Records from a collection
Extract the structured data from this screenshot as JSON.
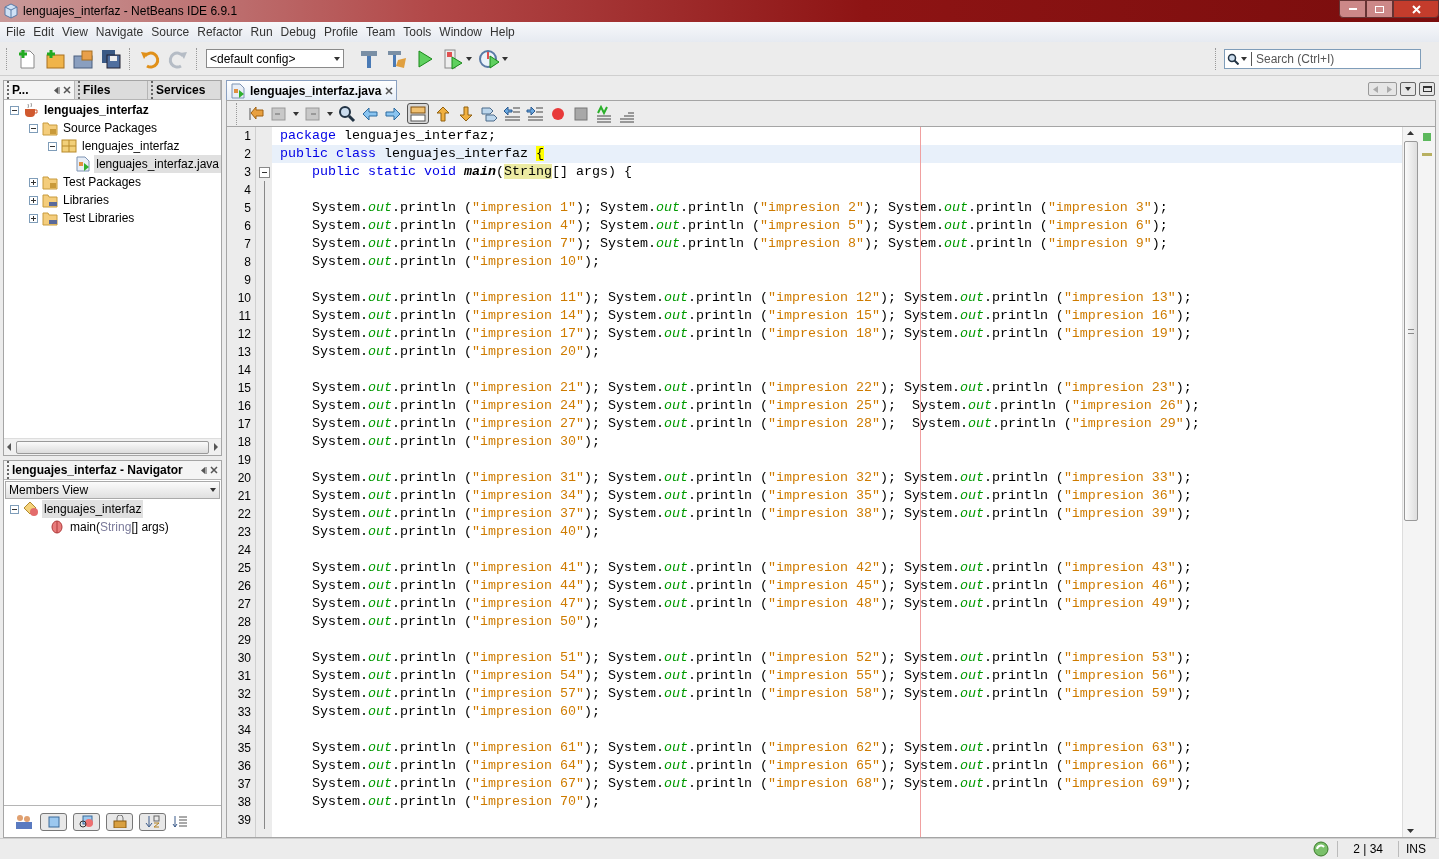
{
  "window": {
    "title": "lenguajes_interfaz - NetBeans IDE 6.9.1"
  },
  "menu": [
    "File",
    "Edit",
    "View",
    "Navigate",
    "Source",
    "Refactor",
    "Run",
    "Debug",
    "Profile",
    "Team",
    "Tools",
    "Window",
    "Help"
  ],
  "toolbar": {
    "config": "<default config>"
  },
  "search": {
    "placeholder": "Search (Ctrl+I)"
  },
  "projects_panel": {
    "tabs": [
      {
        "label": "P...",
        "selected": true
      },
      {
        "label": "Files",
        "selected": false
      },
      {
        "label": "Services",
        "selected": false
      }
    ],
    "tree": [
      {
        "label": "lenguajes_interfaz",
        "kind": "project",
        "expanded": true,
        "selected": false,
        "children": [
          {
            "label": "Source Packages",
            "kind": "source-folder",
            "expanded": true,
            "selected": false,
            "children": [
              {
                "label": "lenguajes_interfaz",
                "kind": "package",
                "expanded": true,
                "selected": false,
                "children": [
                  {
                    "label": "lenguajes_interfaz.java",
                    "kind": "java-file",
                    "selected": true
                  }
                ]
              }
            ]
          },
          {
            "label": "Test Packages",
            "kind": "source-folder",
            "expanded": false,
            "selected": false
          },
          {
            "label": "Libraries",
            "kind": "library",
            "expanded": false,
            "selected": false
          },
          {
            "label": "Test Libraries",
            "kind": "library",
            "expanded": false,
            "selected": false
          }
        ]
      }
    ]
  },
  "navigator": {
    "title": "lenguajes_interfaz - Navigator",
    "view": "Members View",
    "tree": [
      {
        "kind": "class",
        "expanded": true,
        "selected": true,
        "segments": [
          {
            "kind": "name",
            "text": "lenguajes_interfaz"
          }
        ],
        "children": [
          {
            "kind": "method",
            "selected": false,
            "segments": [
              {
                "kind": "name",
                "text": "main("
              },
              {
                "kind": "type",
                "text": "String"
              },
              {
                "kind": "name",
                "text": "[] args)"
              }
            ]
          }
        ]
      }
    ]
  },
  "editor": {
    "tab": {
      "label": "lenguajes_interfaz.java",
      "selected": true
    },
    "lines": [
      {
        "number": "1",
        "current": false,
        "segments": [
          {
            "kind": "keyword",
            "text": "package"
          },
          {
            "kind": "plain",
            "text": " lenguajes_interfaz;"
          }
        ]
      },
      {
        "number": "2",
        "current": true,
        "segments": [
          {
            "kind": "keyword",
            "text": "public class"
          },
          {
            "kind": "plain",
            "text": " lenguajes_interfaz "
          },
          {
            "kind": "brace",
            "text": "{"
          }
        ]
      },
      {
        "number": "3",
        "current": false,
        "foldable": true,
        "segments": [
          {
            "kind": "keyword",
            "text": "    public static void "
          },
          {
            "kind": "method",
            "text": "main"
          },
          {
            "kind": "plain",
            "text": "("
          },
          {
            "kind": "match",
            "text": "String"
          },
          {
            "kind": "plain",
            "text": "[] args) {"
          }
        ]
      },
      {
        "number": "4",
        "current": false
      },
      {
        "number": "5",
        "current": false,
        "segments": [
          {
            "kind": "plain",
            "text": "    System."
          },
          {
            "kind": "field",
            "text": "out"
          },
          {
            "kind": "plain",
            "text": ".println ("
          },
          {
            "kind": "string",
            "text": "\"impresion 1\""
          },
          {
            "kind": "plain",
            "text": "); System."
          },
          {
            "kind": "field",
            "text": "out"
          },
          {
            "kind": "plain",
            "text": ".println ("
          },
          {
            "kind": "string",
            "text": "\"impresion 2\""
          },
          {
            "kind": "plain",
            "text": "); System."
          },
          {
            "kind": "field",
            "text": "out"
          },
          {
            "kind": "plain",
            "text": ".println ("
          },
          {
            "kind": "string",
            "text": "\"impresion 3\""
          },
          {
            "kind": "plain",
            "text": ");"
          }
        ]
      },
      {
        "number": "6",
        "current": false,
        "segments": [
          {
            "kind": "plain",
            "text": "    System."
          },
          {
            "kind": "field",
            "text": "out"
          },
          {
            "kind": "plain",
            "text": ".println ("
          },
          {
            "kind": "string",
            "text": "\"impresion 4\""
          },
          {
            "kind": "plain",
            "text": "); System."
          },
          {
            "kind": "field",
            "text": "out"
          },
          {
            "kind": "plain",
            "text": ".println ("
          },
          {
            "kind": "string",
            "text": "\"impresion 5\""
          },
          {
            "kind": "plain",
            "text": "); System."
          },
          {
            "kind": "field",
            "text": "out"
          },
          {
            "kind": "plain",
            "text": ".println ("
          },
          {
            "kind": "string",
            "text": "\"impresion 6\""
          },
          {
            "kind": "plain",
            "text": ");"
          }
        ]
      },
      {
        "number": "7",
        "current": false,
        "segments": [
          {
            "kind": "plain",
            "text": "    System."
          },
          {
            "kind": "field",
            "text": "out"
          },
          {
            "kind": "plain",
            "text": ".println ("
          },
          {
            "kind": "string",
            "text": "\"impresion 7\""
          },
          {
            "kind": "plain",
            "text": "); System."
          },
          {
            "kind": "field",
            "text": "out"
          },
          {
            "kind": "plain",
            "text": ".println ("
          },
          {
            "kind": "string",
            "text": "\"impresion 8\""
          },
          {
            "kind": "plain",
            "text": "); System."
          },
          {
            "kind": "field",
            "text": "out"
          },
          {
            "kind": "plain",
            "text": ".println ("
          },
          {
            "kind": "string",
            "text": "\"impresion 9\""
          },
          {
            "kind": "plain",
            "text": ");"
          }
        ]
      },
      {
        "number": "8",
        "current": false,
        "segments": [
          {
            "kind": "plain",
            "text": "    System."
          },
          {
            "kind": "field",
            "text": "out"
          },
          {
            "kind": "plain",
            "text": ".println ("
          },
          {
            "kind": "string",
            "text": "\"impresion 10\""
          },
          {
            "kind": "plain",
            "text": ");"
          }
        ]
      },
      {
        "number": "9",
        "current": false
      },
      {
        "number": "10",
        "current": false,
        "segments": [
          {
            "kind": "plain",
            "text": "    System."
          },
          {
            "kind": "field",
            "text": "out"
          },
          {
            "kind": "plain",
            "text": ".println ("
          },
          {
            "kind": "string",
            "text": "\"impresion 11\""
          },
          {
            "kind": "plain",
            "text": "); System."
          },
          {
            "kind": "field",
            "text": "out"
          },
          {
            "kind": "plain",
            "text": ".println ("
          },
          {
            "kind": "string",
            "text": "\"impresion 12\""
          },
          {
            "kind": "plain",
            "text": "); System."
          },
          {
            "kind": "field",
            "text": "out"
          },
          {
            "kind": "plain",
            "text": ".println ("
          },
          {
            "kind": "string",
            "text": "\"impresion 13\""
          },
          {
            "kind": "plain",
            "text": ");"
          }
        ]
      },
      {
        "number": "11",
        "current": false,
        "segments": [
          {
            "kind": "plain",
            "text": "    System."
          },
          {
            "kind": "field",
            "text": "out"
          },
          {
            "kind": "plain",
            "text": ".println ("
          },
          {
            "kind": "string",
            "text": "\"impresion 14\""
          },
          {
            "kind": "plain",
            "text": "); System."
          },
          {
            "kind": "field",
            "text": "out"
          },
          {
            "kind": "plain",
            "text": ".println ("
          },
          {
            "kind": "string",
            "text": "\"impresion 15\""
          },
          {
            "kind": "plain",
            "text": "); System."
          },
          {
            "kind": "field",
            "text": "out"
          },
          {
            "kind": "plain",
            "text": ".println ("
          },
          {
            "kind": "string",
            "text": "\"impresion 16\""
          },
          {
            "kind": "plain",
            "text": ");"
          }
        ]
      },
      {
        "number": "12",
        "current": false,
        "segments": [
          {
            "kind": "plain",
            "text": "    System."
          },
          {
            "kind": "field",
            "text": "out"
          },
          {
            "kind": "plain",
            "text": ".println ("
          },
          {
            "kind": "string",
            "text": "\"impresion 17\""
          },
          {
            "kind": "plain",
            "text": "); System."
          },
          {
            "kind": "field",
            "text": "out"
          },
          {
            "kind": "plain",
            "text": ".println ("
          },
          {
            "kind": "string",
            "text": "\"impresion 18\""
          },
          {
            "kind": "plain",
            "text": "); System."
          },
          {
            "kind": "field",
            "text": "out"
          },
          {
            "kind": "plain",
            "text": ".println ("
          },
          {
            "kind": "string",
            "text": "\"impresion 19\""
          },
          {
            "kind": "plain",
            "text": ");"
          }
        ]
      },
      {
        "number": "13",
        "current": false,
        "segments": [
          {
            "kind": "plain",
            "text": "    System."
          },
          {
            "kind": "field",
            "text": "out"
          },
          {
            "kind": "plain",
            "text": ".println ("
          },
          {
            "kind": "string",
            "text": "\"impresion 20\""
          },
          {
            "kind": "plain",
            "text": ");"
          }
        ]
      },
      {
        "number": "14",
        "current": false
      },
      {
        "number": "15",
        "current": false,
        "segments": [
          {
            "kind": "plain",
            "text": "    System."
          },
          {
            "kind": "field",
            "text": "out"
          },
          {
            "kind": "plain",
            "text": ".println ("
          },
          {
            "kind": "string",
            "text": "\"impresion 21\""
          },
          {
            "kind": "plain",
            "text": "); System."
          },
          {
            "kind": "field",
            "text": "out"
          },
          {
            "kind": "plain",
            "text": ".println ("
          },
          {
            "kind": "string",
            "text": "\"impresion 22\""
          },
          {
            "kind": "plain",
            "text": "); System."
          },
          {
            "kind": "field",
            "text": "out"
          },
          {
            "kind": "plain",
            "text": ".println ("
          },
          {
            "kind": "string",
            "text": "\"impresion 23\""
          },
          {
            "kind": "plain",
            "text": ");"
          }
        ]
      },
      {
        "number": "16",
        "current": false,
        "segments": [
          {
            "kind": "plain",
            "text": "    System."
          },
          {
            "kind": "field",
            "text": "out"
          },
          {
            "kind": "plain",
            "text": ".println ("
          },
          {
            "kind": "string",
            "text": "\"impresion 24\""
          },
          {
            "kind": "plain",
            "text": "); System."
          },
          {
            "kind": "field",
            "text": "out"
          },
          {
            "kind": "plain",
            "text": ".println ("
          },
          {
            "kind": "string",
            "text": "\"impresion 25\""
          },
          {
            "kind": "plain",
            "text": ");  System."
          },
          {
            "kind": "field",
            "text": "out"
          },
          {
            "kind": "plain",
            "text": ".println ("
          },
          {
            "kind": "string",
            "text": "\"impresion 26\""
          },
          {
            "kind": "plain",
            "text": ");"
          }
        ]
      },
      {
        "number": "17",
        "current": false,
        "segments": [
          {
            "kind": "plain",
            "text": "    System."
          },
          {
            "kind": "field",
            "text": "out"
          },
          {
            "kind": "plain",
            "text": ".println ("
          },
          {
            "kind": "string",
            "text": "\"impresion 27\""
          },
          {
            "kind": "plain",
            "text": "); System."
          },
          {
            "kind": "field",
            "text": "out"
          },
          {
            "kind": "plain",
            "text": ".println ("
          },
          {
            "kind": "string",
            "text": "\"impresion 28\""
          },
          {
            "kind": "plain",
            "text": ");  System."
          },
          {
            "kind": "field",
            "text": "out"
          },
          {
            "kind": "plain",
            "text": ".println ("
          },
          {
            "kind": "string",
            "text": "\"impresion 29\""
          },
          {
            "kind": "plain",
            "text": ");"
          }
        ]
      },
      {
        "number": "18",
        "current": false,
        "segments": [
          {
            "kind": "plain",
            "text": "    System."
          },
          {
            "kind": "field",
            "text": "out"
          },
          {
            "kind": "plain",
            "text": ".println ("
          },
          {
            "kind": "string",
            "text": "\"impresion 30\""
          },
          {
            "kind": "plain",
            "text": ");"
          }
        ]
      },
      {
        "number": "19",
        "current": false
      },
      {
        "number": "20",
        "current": false,
        "segments": [
          {
            "kind": "plain",
            "text": "    System."
          },
          {
            "kind": "field",
            "text": "out"
          },
          {
            "kind": "plain",
            "text": ".println ("
          },
          {
            "kind": "string",
            "text": "\"impresion 31\""
          },
          {
            "kind": "plain",
            "text": "); System."
          },
          {
            "kind": "field",
            "text": "out"
          },
          {
            "kind": "plain",
            "text": ".println ("
          },
          {
            "kind": "string",
            "text": "\"impresion 32\""
          },
          {
            "kind": "plain",
            "text": "); System."
          },
          {
            "kind": "field",
            "text": "out"
          },
          {
            "kind": "plain",
            "text": ".println ("
          },
          {
            "kind": "string",
            "text": "\"impresion 33\""
          },
          {
            "kind": "plain",
            "text": ");"
          }
        ]
      },
      {
        "number": "21",
        "current": false,
        "segments": [
          {
            "kind": "plain",
            "text": "    System."
          },
          {
            "kind": "field",
            "text": "out"
          },
          {
            "kind": "plain",
            "text": ".println ("
          },
          {
            "kind": "string",
            "text": "\"impresion 34\""
          },
          {
            "kind": "plain",
            "text": "); System."
          },
          {
            "kind": "field",
            "text": "out"
          },
          {
            "kind": "plain",
            "text": ".println ("
          },
          {
            "kind": "string",
            "text": "\"impresion 35\""
          },
          {
            "kind": "plain",
            "text": "); System."
          },
          {
            "kind": "field",
            "text": "out"
          },
          {
            "kind": "plain",
            "text": ".println ("
          },
          {
            "kind": "string",
            "text": "\"impresion 36\""
          },
          {
            "kind": "plain",
            "text": ");"
          }
        ]
      },
      {
        "number": "22",
        "current": false,
        "segments": [
          {
            "kind": "plain",
            "text": "    System."
          },
          {
            "kind": "field",
            "text": "out"
          },
          {
            "kind": "plain",
            "text": ".println ("
          },
          {
            "kind": "string",
            "text": "\"impresion 37\""
          },
          {
            "kind": "plain",
            "text": "); System."
          },
          {
            "kind": "field",
            "text": "out"
          },
          {
            "kind": "plain",
            "text": ".println ("
          },
          {
            "kind": "string",
            "text": "\"impresion 38\""
          },
          {
            "kind": "plain",
            "text": "); System."
          },
          {
            "kind": "field",
            "text": "out"
          },
          {
            "kind": "plain",
            "text": ".println ("
          },
          {
            "kind": "string",
            "text": "\"impresion 39\""
          },
          {
            "kind": "plain",
            "text": ");"
          }
        ]
      },
      {
        "number": "23",
        "current": false,
        "segments": [
          {
            "kind": "plain",
            "text": "    System."
          },
          {
            "kind": "field",
            "text": "out"
          },
          {
            "kind": "plain",
            "text": ".println ("
          },
          {
            "kind": "string",
            "text": "\"impresion 40\""
          },
          {
            "kind": "plain",
            "text": ");"
          }
        ]
      },
      {
        "number": "24",
        "current": false
      },
      {
        "number": "25",
        "current": false,
        "segments": [
          {
            "kind": "plain",
            "text": "    System."
          },
          {
            "kind": "field",
            "text": "out"
          },
          {
            "kind": "plain",
            "text": ".println ("
          },
          {
            "kind": "string",
            "text": "\"impresion 41\""
          },
          {
            "kind": "plain",
            "text": "); System."
          },
          {
            "kind": "field",
            "text": "out"
          },
          {
            "kind": "plain",
            "text": ".println ("
          },
          {
            "kind": "string",
            "text": "\"impresion 42\""
          },
          {
            "kind": "plain",
            "text": "); System."
          },
          {
            "kind": "field",
            "text": "out"
          },
          {
            "kind": "plain",
            "text": ".println ("
          },
          {
            "kind": "string",
            "text": "\"impresion 43\""
          },
          {
            "kind": "plain",
            "text": ");"
          }
        ]
      },
      {
        "number": "26",
        "current": false,
        "segments": [
          {
            "kind": "plain",
            "text": "    System."
          },
          {
            "kind": "field",
            "text": "out"
          },
          {
            "kind": "plain",
            "text": ".println ("
          },
          {
            "kind": "string",
            "text": "\"impresion 44\""
          },
          {
            "kind": "plain",
            "text": "); System."
          },
          {
            "kind": "field",
            "text": "out"
          },
          {
            "kind": "plain",
            "text": ".println ("
          },
          {
            "kind": "string",
            "text": "\"impresion 45\""
          },
          {
            "kind": "plain",
            "text": "); System."
          },
          {
            "kind": "field",
            "text": "out"
          },
          {
            "kind": "plain",
            "text": ".println ("
          },
          {
            "kind": "string",
            "text": "\"impresion 46\""
          },
          {
            "kind": "plain",
            "text": ");"
          }
        ]
      },
      {
        "number": "27",
        "current": false,
        "segments": [
          {
            "kind": "plain",
            "text": "    System."
          },
          {
            "kind": "field",
            "text": "out"
          },
          {
            "kind": "plain",
            "text": ".println ("
          },
          {
            "kind": "string",
            "text": "\"impresion 47\""
          },
          {
            "kind": "plain",
            "text": "); System."
          },
          {
            "kind": "field",
            "text": "out"
          },
          {
            "kind": "plain",
            "text": ".println ("
          },
          {
            "kind": "string",
            "text": "\"impresion 48\""
          },
          {
            "kind": "plain",
            "text": "); System."
          },
          {
            "kind": "field",
            "text": "out"
          },
          {
            "kind": "plain",
            "text": ".println ("
          },
          {
            "kind": "string",
            "text": "\"impresion 49\""
          },
          {
            "kind": "plain",
            "text": ");"
          }
        ]
      },
      {
        "number": "28",
        "current": false,
        "segments": [
          {
            "kind": "plain",
            "text": "    System."
          },
          {
            "kind": "field",
            "text": "out"
          },
          {
            "kind": "plain",
            "text": ".println ("
          },
          {
            "kind": "string",
            "text": "\"impresion 50\""
          },
          {
            "kind": "plain",
            "text": ");"
          }
        ]
      },
      {
        "number": "29",
        "current": false
      },
      {
        "number": "30",
        "current": false,
        "segments": [
          {
            "kind": "plain",
            "text": "    System."
          },
          {
            "kind": "field",
            "text": "out"
          },
          {
            "kind": "plain",
            "text": ".println ("
          },
          {
            "kind": "string",
            "text": "\"impresion 51\""
          },
          {
            "kind": "plain",
            "text": "); System."
          },
          {
            "kind": "field",
            "text": "out"
          },
          {
            "kind": "plain",
            "text": ".println ("
          },
          {
            "kind": "string",
            "text": "\"impresion 52\""
          },
          {
            "kind": "plain",
            "text": "); System."
          },
          {
            "kind": "field",
            "text": "out"
          },
          {
            "kind": "plain",
            "text": ".println ("
          },
          {
            "kind": "string",
            "text": "\"impresion 53\""
          },
          {
            "kind": "plain",
            "text": ");"
          }
        ]
      },
      {
        "number": "31",
        "current": false,
        "segments": [
          {
            "kind": "plain",
            "text": "    System."
          },
          {
            "kind": "field",
            "text": "out"
          },
          {
            "kind": "plain",
            "text": ".println ("
          },
          {
            "kind": "string",
            "text": "\"impresion 54\""
          },
          {
            "kind": "plain",
            "text": "); System."
          },
          {
            "kind": "field",
            "text": "out"
          },
          {
            "kind": "plain",
            "text": ".println ("
          },
          {
            "kind": "string",
            "text": "\"impresion 55\""
          },
          {
            "kind": "plain",
            "text": "); System."
          },
          {
            "kind": "field",
            "text": "out"
          },
          {
            "kind": "plain",
            "text": ".println ("
          },
          {
            "kind": "string",
            "text": "\"impresion 56\""
          },
          {
            "kind": "plain",
            "text": ");"
          }
        ]
      },
      {
        "number": "32",
        "current": false,
        "segments": [
          {
            "kind": "plain",
            "text": "    System."
          },
          {
            "kind": "field",
            "text": "out"
          },
          {
            "kind": "plain",
            "text": ".println ("
          },
          {
            "kind": "string",
            "text": "\"impresion 57\""
          },
          {
            "kind": "plain",
            "text": "); System."
          },
          {
            "kind": "field",
            "text": "out"
          },
          {
            "kind": "plain",
            "text": ".println ("
          },
          {
            "kind": "string",
            "text": "\"impresion 58\""
          },
          {
            "kind": "plain",
            "text": "); System."
          },
          {
            "kind": "field",
            "text": "out"
          },
          {
            "kind": "plain",
            "text": ".println ("
          },
          {
            "kind": "string",
            "text": "\"impresion 59\""
          },
          {
            "kind": "plain",
            "text": ");"
          }
        ]
      },
      {
        "number": "33",
        "current": false,
        "segments": [
          {
            "kind": "plain",
            "text": "    System."
          },
          {
            "kind": "field",
            "text": "out"
          },
          {
            "kind": "plain",
            "text": ".println ("
          },
          {
            "kind": "string",
            "text": "\"impresion 60\""
          },
          {
            "kind": "plain",
            "text": ");"
          }
        ]
      },
      {
        "number": "34",
        "current": false
      },
      {
        "number": "35",
        "current": false,
        "segments": [
          {
            "kind": "plain",
            "text": "    System."
          },
          {
            "kind": "field",
            "text": "out"
          },
          {
            "kind": "plain",
            "text": ".println ("
          },
          {
            "kind": "string",
            "text": "\"impresion 61\""
          },
          {
            "kind": "plain",
            "text": "); System."
          },
          {
            "kind": "field",
            "text": "out"
          },
          {
            "kind": "plain",
            "text": ".println ("
          },
          {
            "kind": "string",
            "text": "\"impresion 62\""
          },
          {
            "kind": "plain",
            "text": "); System."
          },
          {
            "kind": "field",
            "text": "out"
          },
          {
            "kind": "plain",
            "text": ".println ("
          },
          {
            "kind": "string",
            "text": "\"impresion 63\""
          },
          {
            "kind": "plain",
            "text": ");"
          }
        ]
      },
      {
        "number": "36",
        "current": false,
        "segments": [
          {
            "kind": "plain",
            "text": "    System."
          },
          {
            "kind": "field",
            "text": "out"
          },
          {
            "kind": "plain",
            "text": ".println ("
          },
          {
            "kind": "string",
            "text": "\"impresion 64\""
          },
          {
            "kind": "plain",
            "text": "); System."
          },
          {
            "kind": "field",
            "text": "out"
          },
          {
            "kind": "plain",
            "text": ".println ("
          },
          {
            "kind": "string",
            "text": "\"impresion 65\""
          },
          {
            "kind": "plain",
            "text": "); System."
          },
          {
            "kind": "field",
            "text": "out"
          },
          {
            "kind": "plain",
            "text": ".println ("
          },
          {
            "kind": "string",
            "text": "\"impresion 66\""
          },
          {
            "kind": "plain",
            "text": ");"
          }
        ]
      },
      {
        "number": "37",
        "current": false,
        "segments": [
          {
            "kind": "plain",
            "text": "    System."
          },
          {
            "kind": "field",
            "text": "out"
          },
          {
            "kind": "plain",
            "text": ".println ("
          },
          {
            "kind": "string",
            "text": "\"impresion 67\""
          },
          {
            "kind": "plain",
            "text": "); System."
          },
          {
            "kind": "field",
            "text": "out"
          },
          {
            "kind": "plain",
            "text": ".println ("
          },
          {
            "kind": "string",
            "text": "\"impresion 68\""
          },
          {
            "kind": "plain",
            "text": "); System."
          },
          {
            "kind": "field",
            "text": "out"
          },
          {
            "kind": "plain",
            "text": ".println ("
          },
          {
            "kind": "string",
            "text": "\"impresion 69\""
          },
          {
            "kind": "plain",
            "text": ");"
          }
        ]
      },
      {
        "number": "38",
        "current": false,
        "segments": [
          {
            "kind": "plain",
            "text": "    System."
          },
          {
            "kind": "field",
            "text": "out"
          },
          {
            "kind": "plain",
            "text": ".println ("
          },
          {
            "kind": "string",
            "text": "\"impresion 70\""
          },
          {
            "kind": "plain",
            "text": ");"
          }
        ]
      },
      {
        "number": "39",
        "current": false
      }
    ]
  },
  "status_bar": {
    "position": "2 | 34",
    "mode": "INS"
  }
}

Task brief:
Each line that has the word "Packages" should be copied.

Task response:
            "label": "Source Packages",
            "label": "Test Packages",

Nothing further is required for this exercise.